Find the string "ylabel" in the listing and report every line that has it.

— Start of Input —

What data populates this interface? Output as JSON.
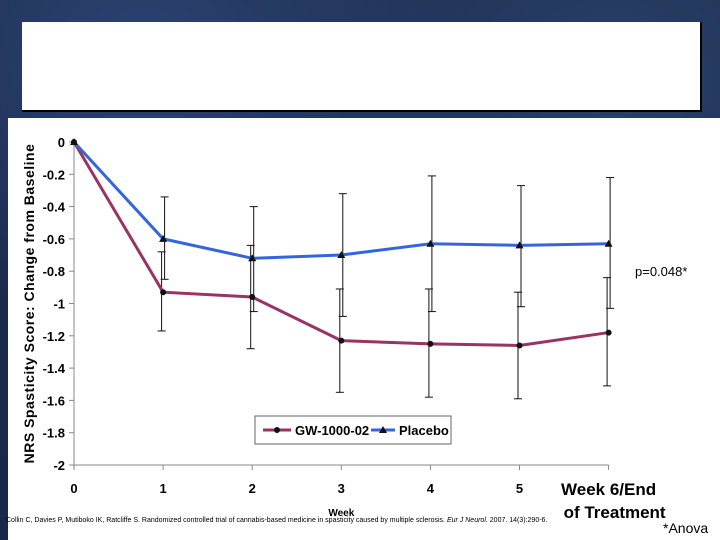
{
  "slide": {
    "title": "",
    "p_value": "p=0.048*",
    "footnote": "*Anova",
    "citation_main": "Collin C, Davies P, Mutiboko IK, Ratcliffe S. Randomized controlled trial of cannabis-based medicine in spasticity caused by multiple sclerosis.",
    "citation_journal": "Eur J Neurol.",
    "citation_tail": "2007. 14(3):290-6."
  },
  "colors": {
    "gw": "#993366",
    "placebo": "#3366dd",
    "background": "#1a2a4a"
  },
  "chart_data": {
    "type": "line",
    "ylabel": "NRS Spasticity Score: Change from Baseline",
    "xlabel": "Week",
    "x": [
      0,
      1,
      2,
      3,
      4,
      5,
      6
    ],
    "x_tick_labels": [
      "0",
      "1",
      "2",
      "3",
      "4",
      "5",
      "Week 6/End of Treatment"
    ],
    "ylim": [
      -2,
      0
    ],
    "y_ticks": [
      0,
      -0.2,
      -0.4,
      -0.6,
      -0.8,
      -1,
      -1.2,
      -1.4,
      -1.6,
      -1.8,
      -2
    ],
    "y_tick_labels": [
      "0",
      "-0.2",
      "-0.4",
      "-0.6",
      "-0.8",
      "-1",
      "-1.2",
      "-1.4",
      "-1.6",
      "-1.8",
      "-2"
    ],
    "grid": false,
    "legend_position": "bottom-center",
    "series": [
      {
        "name": "GW-1000-02",
        "marker": "circle",
        "values": [
          0,
          -0.93,
          -0.96,
          -1.23,
          -1.25,
          -1.26,
          -1.18
        ],
        "error_low": [
          0,
          -1.17,
          -1.28,
          -1.55,
          -1.58,
          -1.59,
          -1.51
        ],
        "error_high": [
          0,
          -0.68,
          -0.64,
          -0.91,
          -0.91,
          -0.93,
          -0.84
        ]
      },
      {
        "name": "Placebo",
        "marker": "triangle",
        "values": [
          0,
          -0.6,
          -0.72,
          -0.7,
          -0.63,
          -0.64,
          -0.63
        ],
        "error_low": [
          0,
          -0.85,
          -1.05,
          -1.08,
          -1.05,
          -1.02,
          -1.03
        ],
        "error_high": [
          0,
          -0.34,
          -0.4,
          -0.32,
          -0.21,
          -0.27,
          -0.22
        ]
      }
    ]
  }
}
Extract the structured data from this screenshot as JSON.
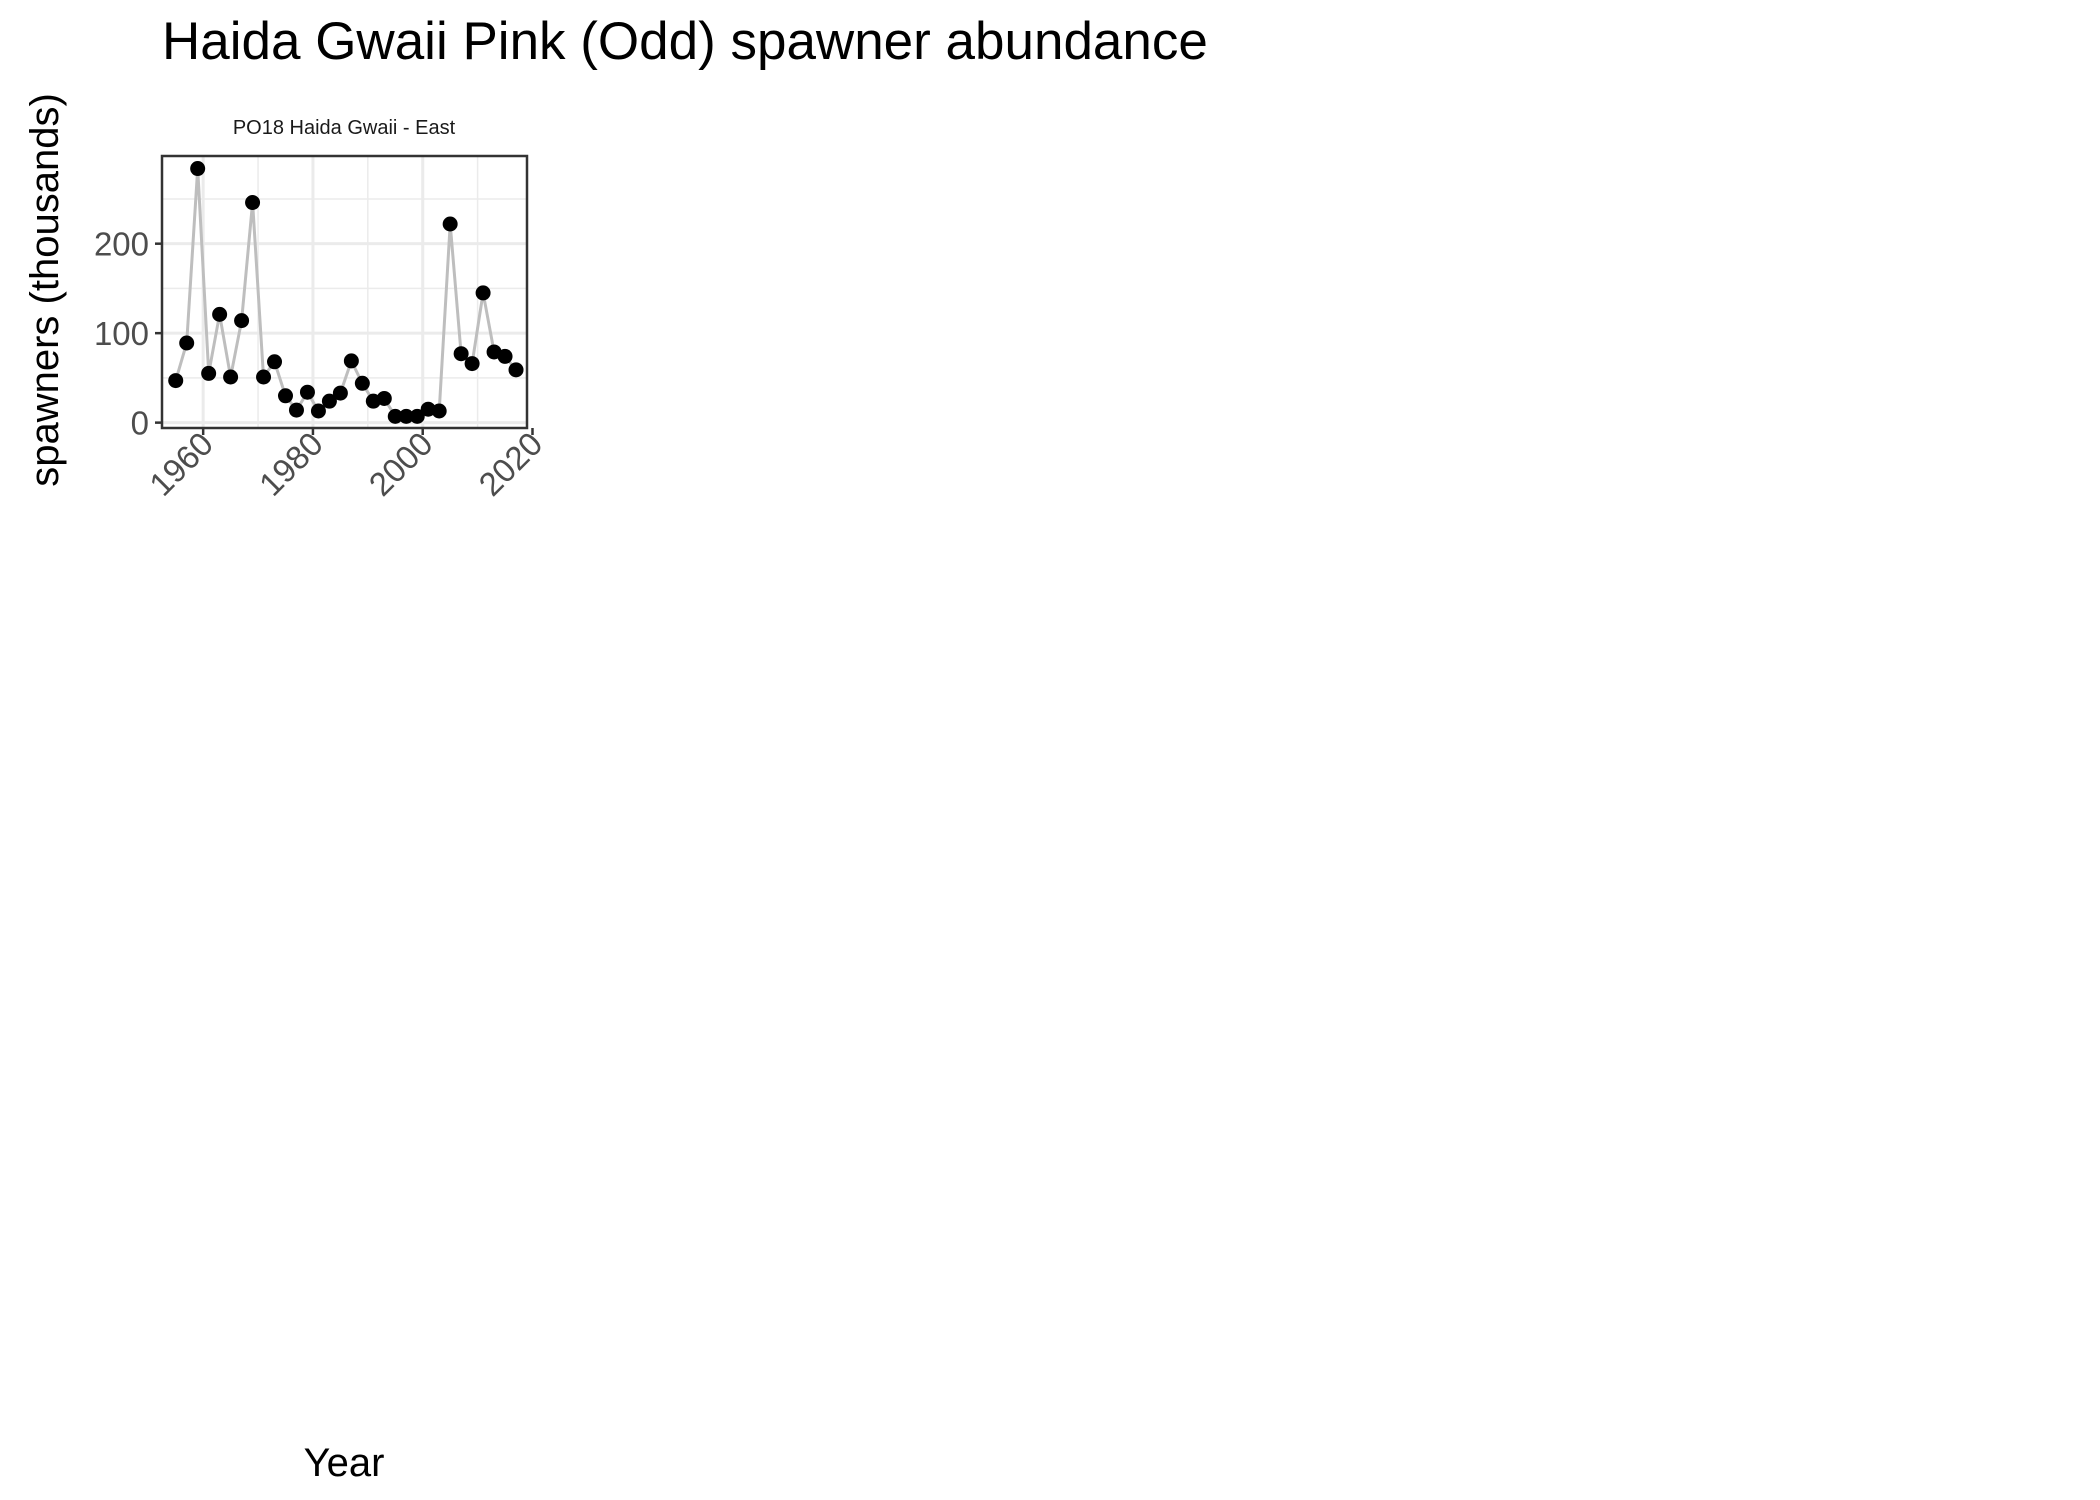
{
  "chart_data": {
    "type": "line",
    "title": "Haida Gwaii Pink (Odd) spawner abundance",
    "panel_title": "PO18 Haida Gwaii - East",
    "xlabel": "Year",
    "ylabel": "spawners (thousands)",
    "xlim": [
      1952.5,
      2019
    ],
    "ylim": [
      -6,
      298
    ],
    "x_ticks": [
      1960,
      1980,
      2000,
      2020
    ],
    "y_ticks": [
      0,
      100,
      200
    ],
    "grid": true,
    "legend": "none",
    "colors": {
      "line": "#bebebe",
      "point": "#000000",
      "grid": "#ebebeb",
      "border": "#333333"
    },
    "series": [
      {
        "x": [
          1955,
          1957,
          1959,
          1961,
          1963,
          1965,
          1967,
          1969,
          1971,
          1973,
          1975,
          1977,
          1979,
          1981,
          1983,
          1985,
          1987,
          1989,
          1991,
          1993,
          1995,
          1997,
          1999,
          2001,
          2003,
          2005,
          2007,
          2009,
          2011,
          2013,
          2015,
          2017
        ],
        "y": [
          47,
          89,
          284,
          55,
          121,
          51,
          114,
          246,
          51,
          68,
          30,
          14,
          34,
          13,
          24,
          33,
          69,
          44,
          24,
          27,
          7,
          7,
          7,
          15,
          13,
          222,
          77,
          66,
          145,
          79,
          74,
          59
        ]
      }
    ]
  }
}
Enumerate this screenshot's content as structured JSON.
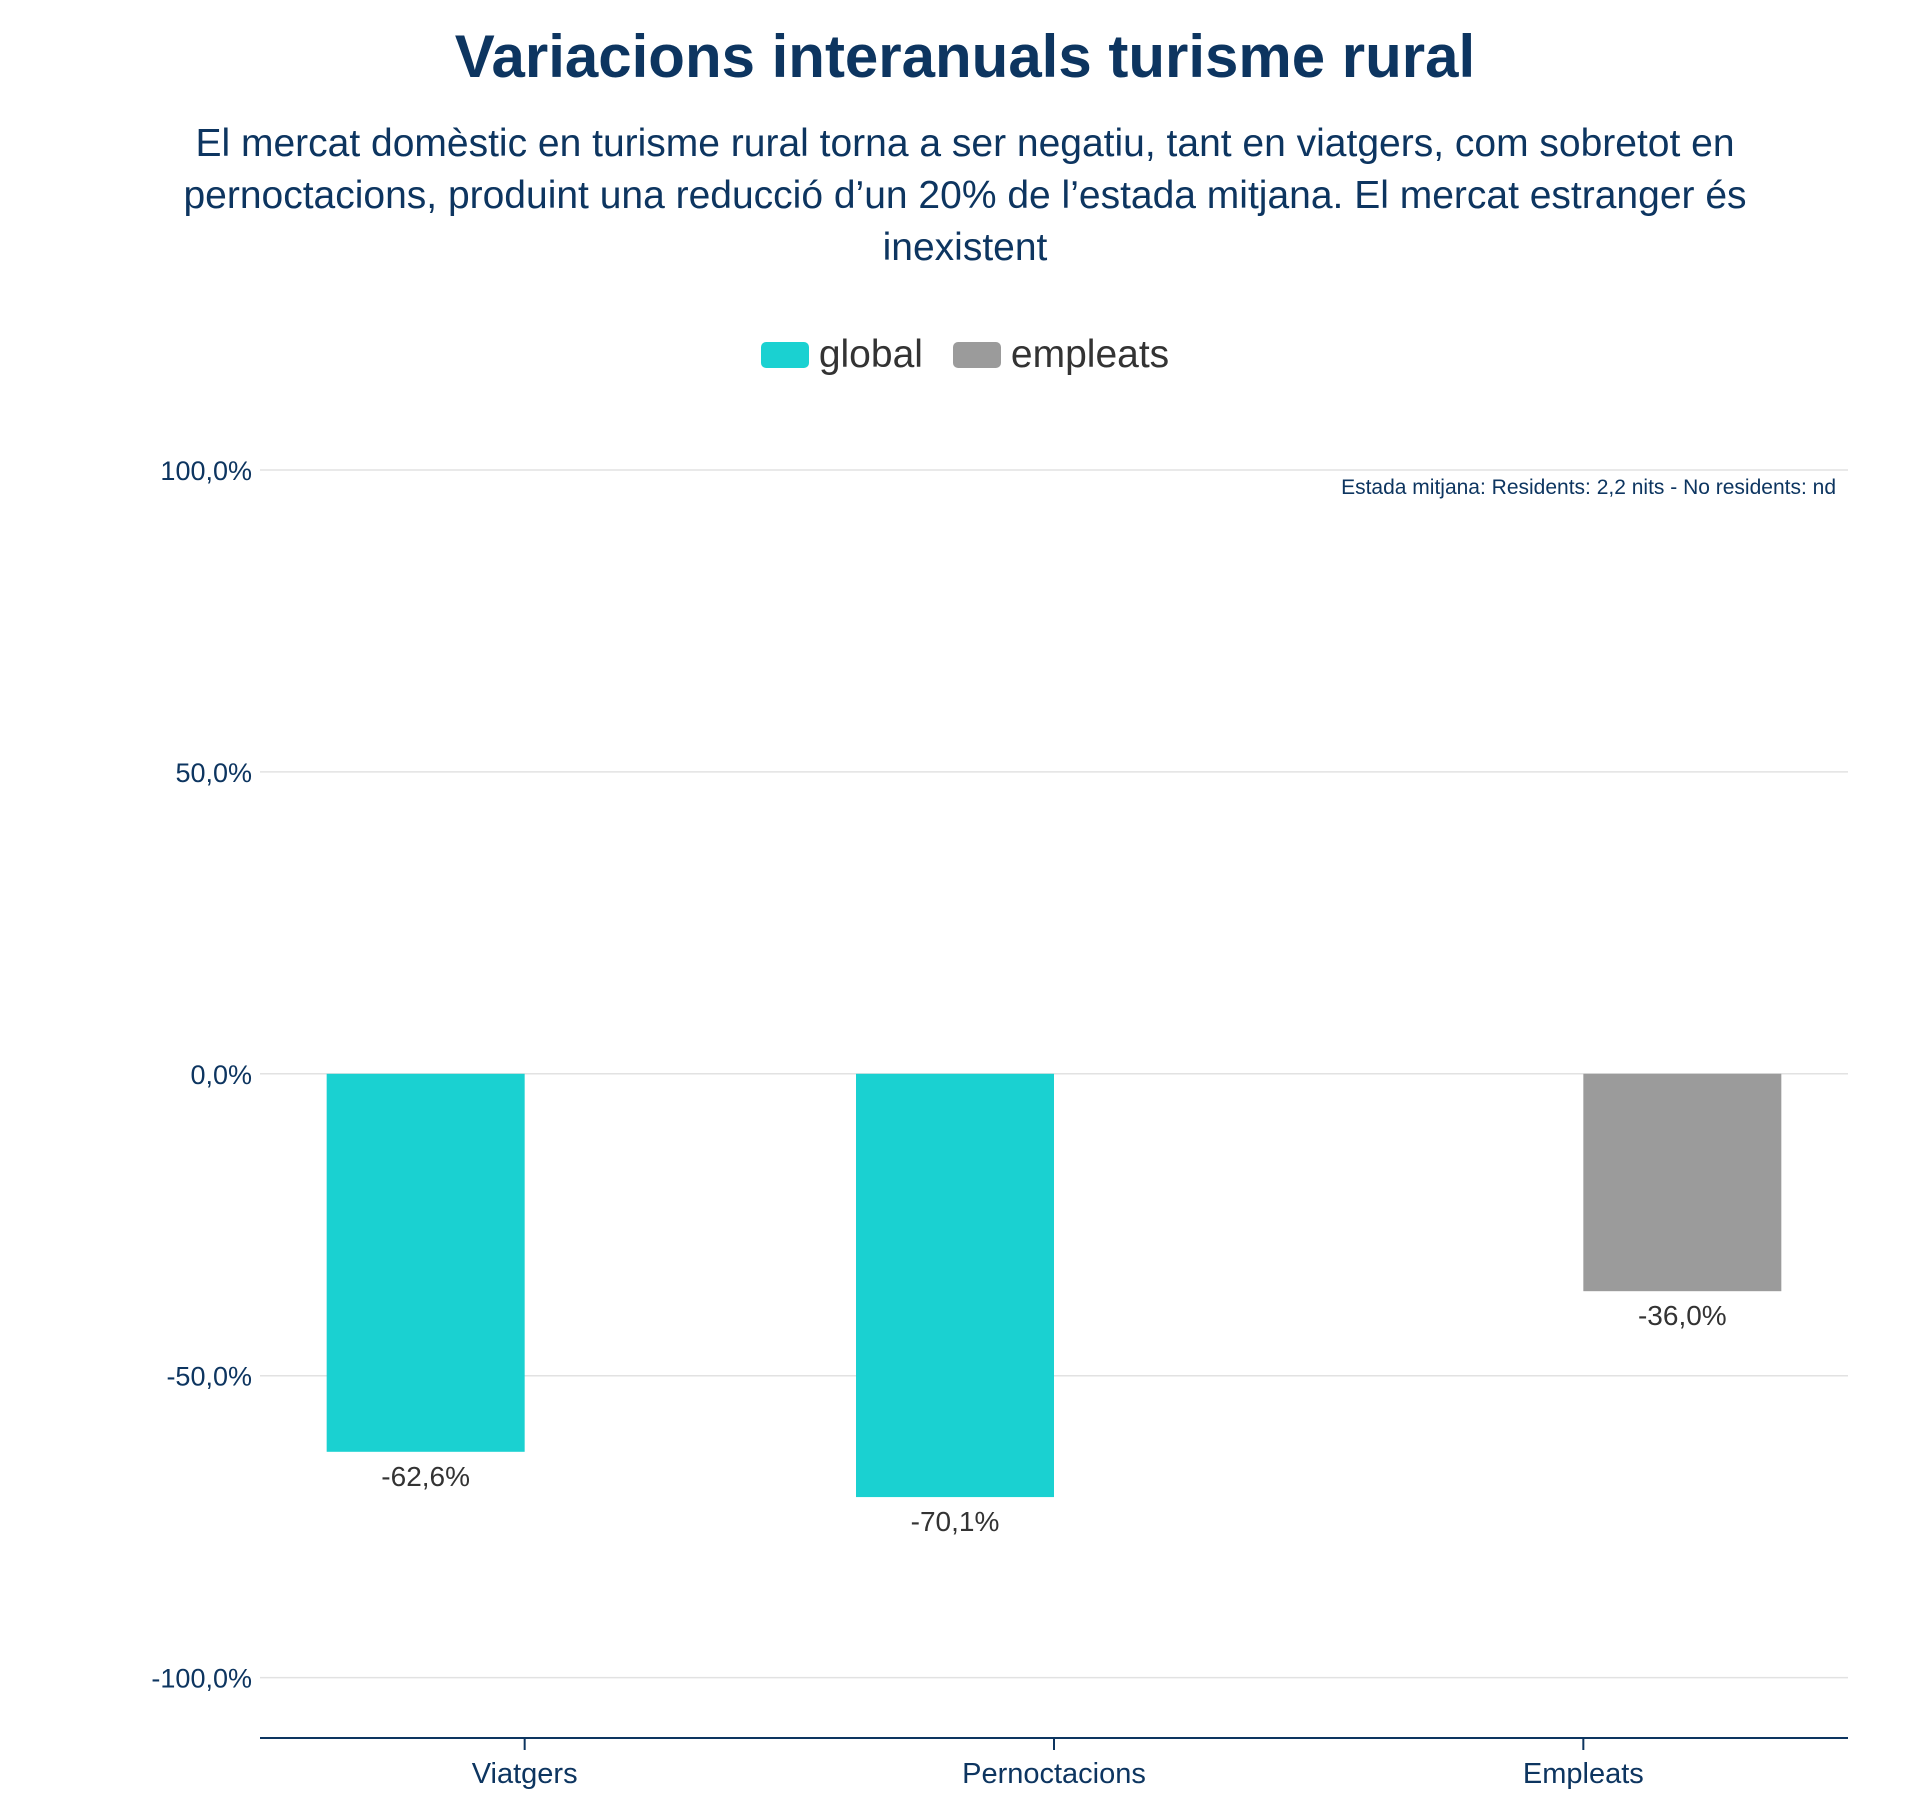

— End of Input —

Solution for this task
    "ylabel": "NRS Spasticity Score: Change from Baseline",
    "ylabel": "spawners (thousands)",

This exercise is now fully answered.